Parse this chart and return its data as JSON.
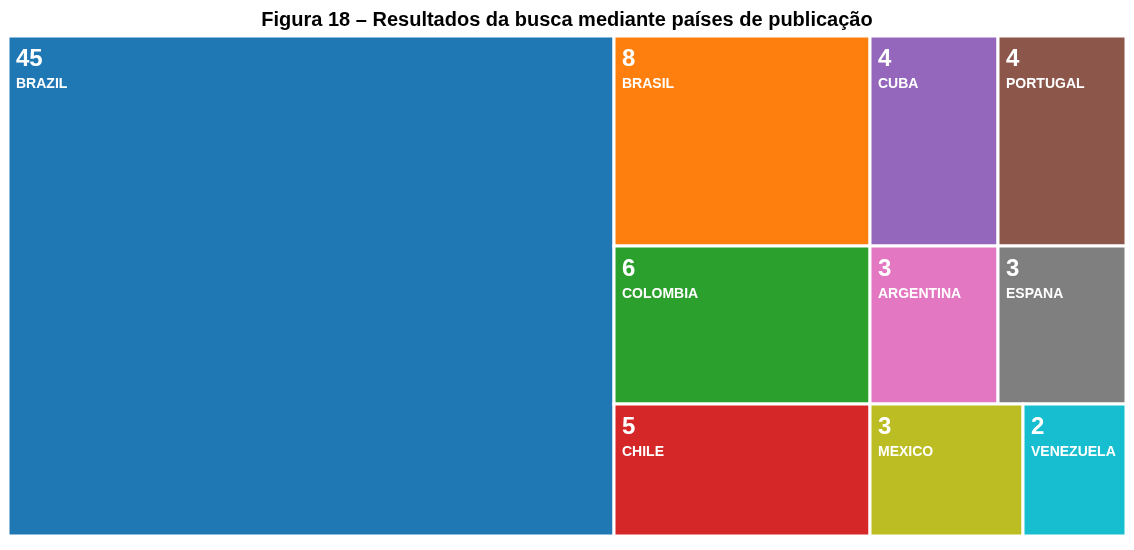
{
  "chart_data": {
    "type": "other",
    "title": "Figura 18 – Resultados da busca mediante países de publicação",
    "categories": [
      "BRAZIL",
      "BRASIL",
      "COLOMBIA",
      "CHILE",
      "CUBA",
      "PORTUGAL",
      "ARGENTINA",
      "ESPANA",
      "MEXICO",
      "VENEZUELA"
    ],
    "values": [
      45,
      8,
      6,
      5,
      4,
      4,
      3,
      3,
      3,
      2
    ],
    "colors": [
      "#1f77b4",
      "#ff7f0e",
      "#2ca02c",
      "#d62728",
      "#9467bd",
      "#8c564b",
      "#e377c2",
      "#7f7f7f",
      "#bcbd22",
      "#17becf"
    ],
    "data_labels": true
  }
}
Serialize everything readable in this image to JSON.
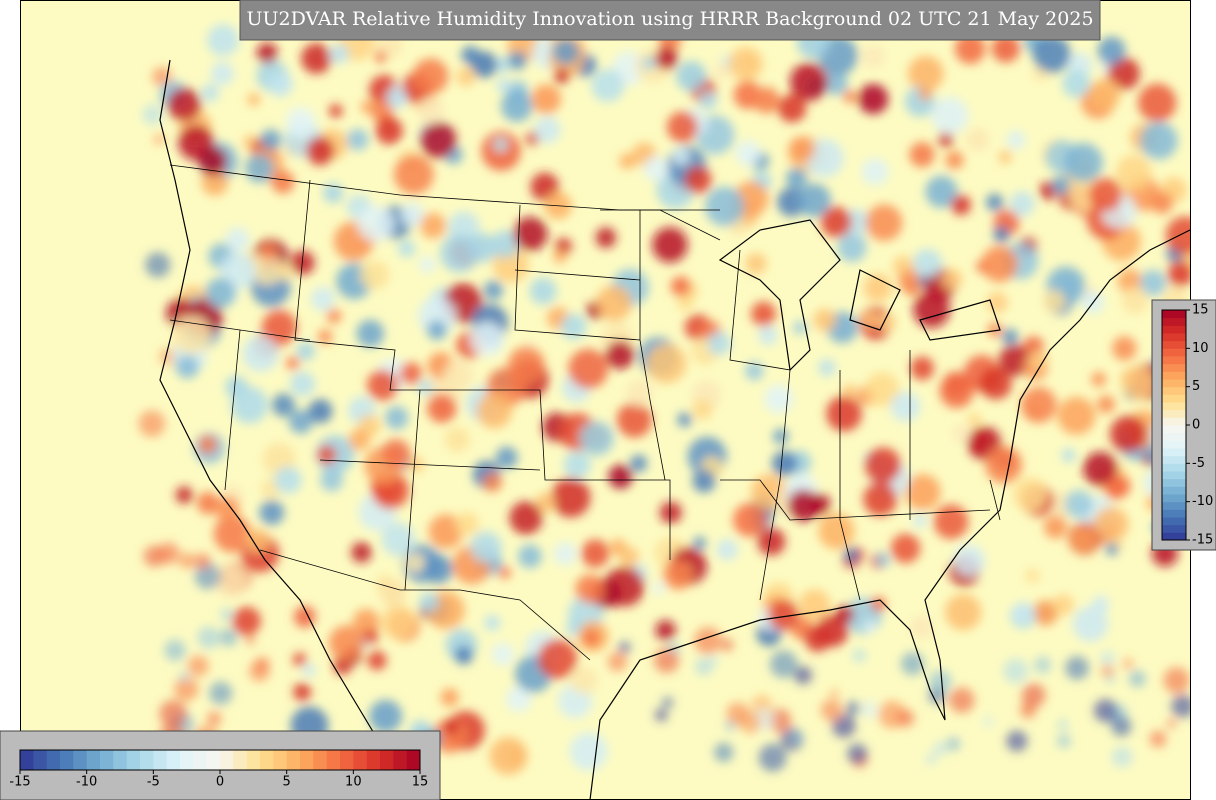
{
  "title": "UU2DVAR Relative Humidity Innovation using HRRR Background 02 UTC 21 May 2025",
  "colorbar": {
    "lim": [
      -15,
      15
    ],
    "ticks": [
      -15,
      -10,
      -5,
      0,
      5,
      10,
      15
    ],
    "colors": [
      "#313695",
      "#4575b4",
      "#74add1",
      "#abd9e9",
      "#e0f3f8",
      "#f7f7f0",
      "#fee090",
      "#fdae61",
      "#f46d43",
      "#d73027",
      "#a50026"
    ]
  }
}
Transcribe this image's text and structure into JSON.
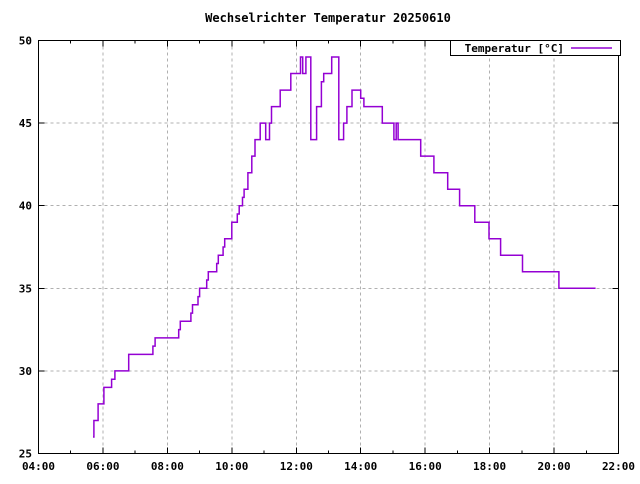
{
  "title": "Wechselrichter Temperatur 20250610",
  "legend": {
    "label": "Temperatur [°C]",
    "position": "top-right",
    "boxed": true
  },
  "colors": {
    "line": "#9400d3",
    "grid": "#b0b0b0",
    "frame": "#000000",
    "background": "#ffffff",
    "text": "#000000"
  },
  "chart_data": {
    "type": "line",
    "line_style": "steps",
    "title": "Wechselrichter Temperatur 20250610",
    "xlabel": "",
    "ylabel": "",
    "x_unit": "time of day (HH:MM)",
    "y_unit": "°C",
    "xlim_hours": [
      4,
      22
    ],
    "ylim": [
      25,
      50
    ],
    "x_major_ticks": [
      {
        "hour": 4,
        "label": "04:00"
      },
      {
        "hour": 6,
        "label": "06:00"
      },
      {
        "hour": 8,
        "label": "08:00"
      },
      {
        "hour": 10,
        "label": "10:00"
      },
      {
        "hour": 12,
        "label": "12:00"
      },
      {
        "hour": 14,
        "label": "14:00"
      },
      {
        "hour": 16,
        "label": "16:00"
      },
      {
        "hour": 18,
        "label": "18:00"
      },
      {
        "hour": 20,
        "label": "20:00"
      },
      {
        "hour": 22,
        "label": "22:00"
      }
    ],
    "x_minor_tick_hours": [
      5,
      7,
      9,
      11,
      13,
      15,
      17,
      19,
      21
    ],
    "y_major_ticks": [
      25,
      30,
      35,
      40,
      45,
      50
    ],
    "grid": true,
    "grid_lines_x_hours": [
      6,
      8,
      10,
      12,
      14,
      16,
      18,
      20
    ],
    "grid_lines_y": [
      30,
      35,
      40,
      45
    ],
    "legend_position": "top-right",
    "series": [
      {
        "name": "Temperatur [°C]",
        "color": "#9400d3",
        "points_format": "[decimal_hour, temperature_celsius] — value steps to T at time t",
        "points": [
          [
            5.69,
            26
          ],
          [
            5.72,
            27
          ],
          [
            5.85,
            28
          ],
          [
            6.03,
            29
          ],
          [
            6.27,
            29.5
          ],
          [
            6.37,
            30
          ],
          [
            6.8,
            31
          ],
          [
            7.55,
            31.5
          ],
          [
            7.62,
            32
          ],
          [
            8.35,
            32.5
          ],
          [
            8.4,
            33
          ],
          [
            8.73,
            33.5
          ],
          [
            8.78,
            34
          ],
          [
            8.95,
            34.5
          ],
          [
            9.0,
            35
          ],
          [
            9.22,
            35.5
          ],
          [
            9.27,
            36
          ],
          [
            9.53,
            36.5
          ],
          [
            9.58,
            37
          ],
          [
            9.73,
            37.5
          ],
          [
            9.78,
            38
          ],
          [
            10.0,
            39
          ],
          [
            10.17,
            39.5
          ],
          [
            10.23,
            40
          ],
          [
            10.33,
            40.5
          ],
          [
            10.38,
            41
          ],
          [
            10.5,
            42
          ],
          [
            10.62,
            43
          ],
          [
            10.72,
            44
          ],
          [
            10.88,
            45
          ],
          [
            11.05,
            44
          ],
          [
            11.17,
            45
          ],
          [
            11.23,
            46
          ],
          [
            11.5,
            47
          ],
          [
            11.83,
            48
          ],
          [
            12.13,
            49
          ],
          [
            12.2,
            48
          ],
          [
            12.3,
            49
          ],
          [
            12.45,
            44
          ],
          [
            12.63,
            46
          ],
          [
            12.78,
            47.5
          ],
          [
            12.85,
            48
          ],
          [
            13.1,
            49
          ],
          [
            13.32,
            44
          ],
          [
            13.47,
            45
          ],
          [
            13.57,
            46
          ],
          [
            13.73,
            47
          ],
          [
            14.0,
            46.5
          ],
          [
            14.1,
            46
          ],
          [
            14.67,
            45
          ],
          [
            15.03,
            44
          ],
          [
            15.1,
            45
          ],
          [
            15.16,
            44
          ],
          [
            15.86,
            43
          ],
          [
            16.27,
            42
          ],
          [
            16.7,
            41
          ],
          [
            17.07,
            40
          ],
          [
            17.54,
            39
          ],
          [
            17.98,
            38
          ],
          [
            18.34,
            37
          ],
          [
            19.02,
            36
          ],
          [
            20.15,
            35
          ],
          [
            21.29,
            35
          ]
        ]
      }
    ]
  }
}
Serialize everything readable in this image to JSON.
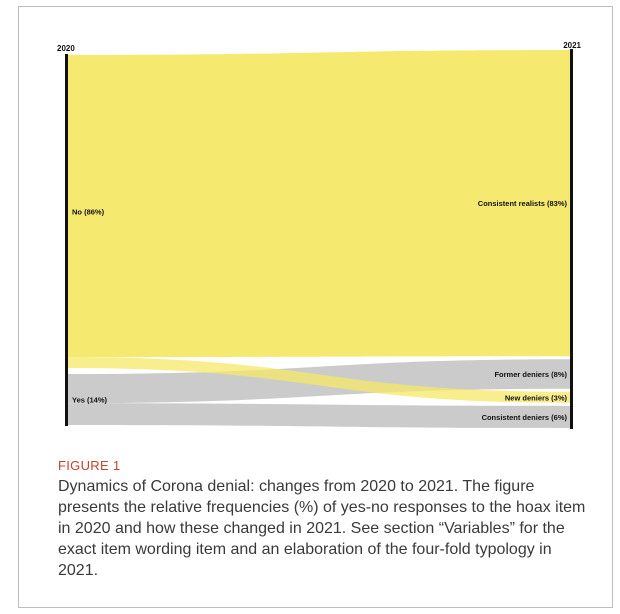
{
  "chart_data": {
    "type": "sankey",
    "title": "",
    "left_axis_label": "2020",
    "right_axis_label": "2021",
    "source_nodes": [
      {
        "id": "no",
        "label": "No (86%)",
        "value": 86,
        "color": "#f5e867"
      },
      {
        "id": "yes",
        "label": "Yes (14%)",
        "value": 14,
        "color": "#c8c8c8"
      }
    ],
    "target_nodes": [
      {
        "id": "realists",
        "label": "Consistent realists (83%)",
        "value": 83
      },
      {
        "id": "former",
        "label": "Former deniers (8%)",
        "value": 8
      },
      {
        "id": "new",
        "label": "New deniers (3%)",
        "value": 3
      },
      {
        "id": "consistent",
        "label": "Consistent deniers (6%)",
        "value": 6
      }
    ],
    "flows": [
      {
        "source": "no",
        "target": "realists",
        "value": 83,
        "color": "#f5e867"
      },
      {
        "source": "no",
        "target": "new",
        "value": 3,
        "color": "#f5e867"
      },
      {
        "source": "yes",
        "target": "former",
        "value": 8,
        "color": "#c8c8c8"
      },
      {
        "source": "yes",
        "target": "consistent",
        "value": 6,
        "color": "#c8c8c8"
      }
    ]
  },
  "figure": {
    "label": "FIGURE 1",
    "caption": "Dynamics of Corona denial: changes from 2020 to 2021. The figure presents the relative frequencies (%) of yes-no responses to the hoax item in 2020 and how these changed in 2021. See section “Variables” for the exact item wording item and an elaboration of the four-fold typology in 2021."
  }
}
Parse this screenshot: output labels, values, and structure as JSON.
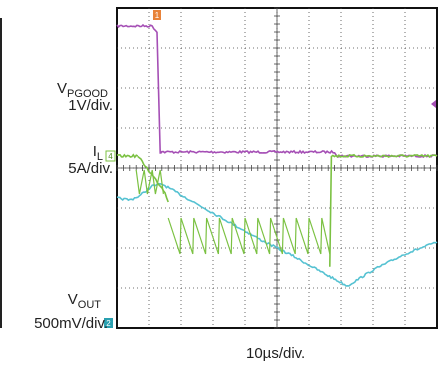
{
  "chart_data": {
    "type": "line",
    "title": "",
    "x_axis": {
      "label": "10µs/div.",
      "divisions": 10,
      "units": "div"
    },
    "y_axis": {
      "divisions": 8,
      "units": "div"
    },
    "grid": true,
    "labels": {
      "vpgood_main": "V",
      "vpgood_sub": "PGOOD",
      "vpgood_scale": "1V/div.",
      "il_main": "I",
      "il_sub": "L",
      "il_scale": "5A/div.",
      "vout_main": "V",
      "vout_sub": "OUT",
      "vout_scale": "500mV/div."
    },
    "markers": {
      "pgood_channel": "1",
      "il_channel": "4",
      "vout_channel": "2"
    },
    "series": [
      {
        "channel": "1",
        "color": "#a54fb5",
        "x": [
          0,
          1.1,
          1.25,
          1.35,
          1.4,
          6.8,
          6.9,
          10
        ],
        "y": [
          7.55,
          7.55,
          7.4,
          4.4,
          4.4,
          4.4,
          4.3,
          4.3
        ]
      },
      {
        "channel": "2",
        "color": "#56c2d2",
        "x": [
          0,
          0.4,
          0.7,
          1.1,
          1.4,
          2.5,
          3.5,
          4.5,
          5.5,
          6.5,
          7.2,
          8.0,
          9.0,
          10
        ],
        "y": [
          3.25,
          3.2,
          3.3,
          3.55,
          3.6,
          3.1,
          2.65,
          2.2,
          1.8,
          1.35,
          1.05,
          1.45,
          1.85,
          2.15
        ]
      },
      {
        "channel": "4",
        "color": "#7bc142",
        "segments": [
          {
            "x": [
              0,
              0.65
            ],
            "y": [
              4.3,
              4.3
            ]
          },
          {
            "x": [
              0.65,
              1.5,
              1.6
            ],
            "y": [
              4.3,
              3.4,
              3.15
            ]
          },
          {
            "x": [
              1.6,
              6.65
            ],
            "ramp": {
              "top": 2.75,
              "bottom": 1.85,
              "period": 0.4,
              "decay": 0.03
            }
          },
          {
            "x": [
              6.65,
              6.7,
              10
            ],
            "y": [
              1.55,
              4.3,
              4.3
            ]
          },
          {
            "x": [
              0.6,
              1.6
            ],
            "ramp": {
              "top": 3.95,
              "bottom": 3.35,
              "period": 0.25,
              "decay": 0.15
            }
          }
        ]
      }
    ]
  }
}
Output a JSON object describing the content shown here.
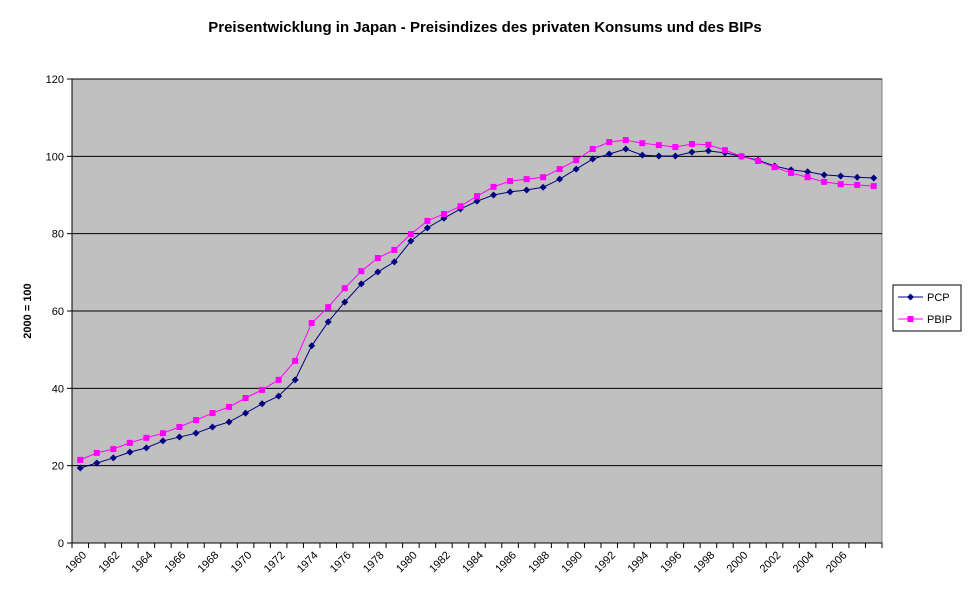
{
  "chart_data": {
    "type": "line",
    "title": "Preisentwicklung in Japan - Preisindizes des privaten Konsums und des BIPs",
    "y_label": "2000 = 100",
    "categories": [
      "1960",
      null,
      "1962",
      null,
      "1964",
      null,
      "1966",
      null,
      "1968",
      null,
      "1970",
      null,
      "1972",
      null,
      "1974",
      null,
      "1976",
      null,
      "1978",
      null,
      "1980",
      null,
      "1982",
      null,
      "1984",
      null,
      "1986",
      null,
      "1988",
      null,
      "1990",
      null,
      "1992",
      null,
      "1994",
      null,
      "1996",
      null,
      "1998",
      null,
      "2000",
      null,
      "2002",
      null,
      "2004",
      null,
      "2006",
      null,
      null
    ],
    "series": [
      {
        "name": "PCP",
        "color": "#000080",
        "marker": "diamond",
        "values": [
          19.4,
          20.7,
          22,
          23.5,
          24.6,
          26.4,
          27.4,
          28.4,
          30,
          31.3,
          33.6,
          36,
          38,
          42.2,
          51,
          57.2,
          62.3,
          67,
          70.1,
          72.7,
          78.1,
          81.5,
          84,
          86.4,
          88.4,
          90,
          90.8,
          91.3,
          92,
          94.1,
          96.7,
          99.3,
          100.6,
          101.9,
          100.3,
          100.1,
          100.1,
          101.1,
          101.4,
          100.9,
          100,
          99,
          97.5,
          96.5,
          96,
          95.2,
          94.9,
          94.6,
          94.4
        ]
      },
      {
        "name": "PBIP",
        "color": "#ff00ff",
        "marker": "square",
        "values": [
          21.5,
          23.3,
          24.3,
          25.9,
          27.2,
          28.4,
          30,
          31.8,
          33.6,
          35.2,
          37.5,
          39.6,
          42.2,
          47.1,
          56.9,
          61,
          65.9,
          70.3,
          73.7,
          75.8,
          79.9,
          83.3,
          85.1,
          87.1,
          89.7,
          92.1,
          93.6,
          94.1,
          94.6,
          96.7,
          99,
          101.9,
          103.7,
          104.2,
          103.4,
          102.9,
          102.4,
          103.2,
          103,
          101.6,
          100,
          98.8,
          97.2,
          95.7,
          94.6,
          93.4,
          92.8,
          92.6,
          92.3
        ]
      }
    ],
    "ylim": [
      0,
      120
    ],
    "yticks": [
      0,
      20,
      40,
      60,
      80,
      100,
      120
    ],
    "grid": true,
    "plot_background": "#c0c0c0",
    "legend": "right"
  }
}
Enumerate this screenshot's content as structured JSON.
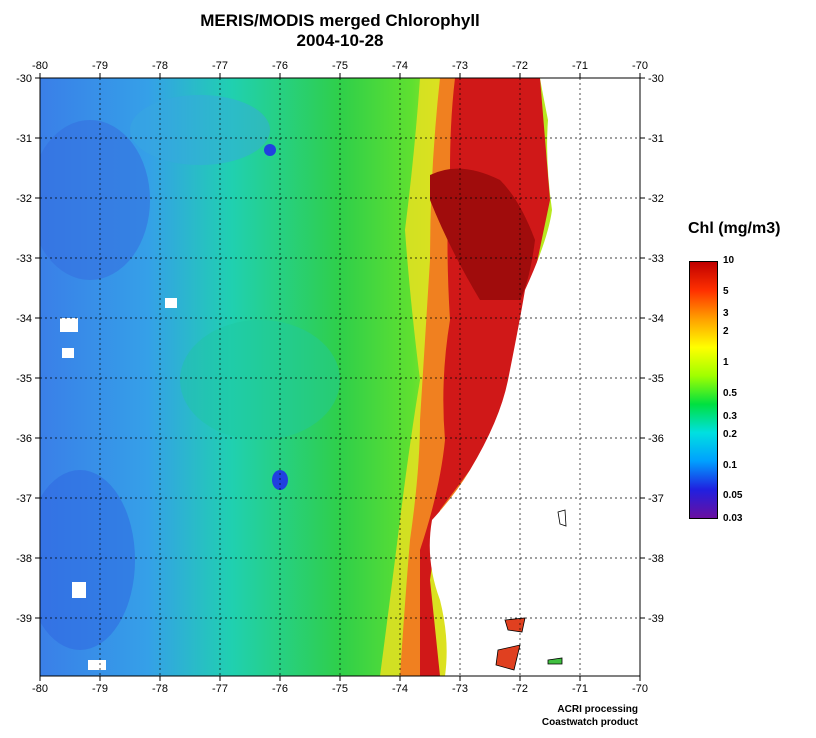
☆ ☆ ☆ ☆ ☆
■ Task statement
Show, from the listing above, each line that contains the word "JSON".

■ Final result
Parse this chart and return its data as JSON.
Serialize everything readable in this image to JSON.
Transcribe this image's text and structure into JSON.
Serialize everything readable in this image to JSON.
Parse this screenshot: output labels, values, and structure as JSON.
Output a JSON object describing the content shown here.
Enumerate this screenshot's content as structured JSON.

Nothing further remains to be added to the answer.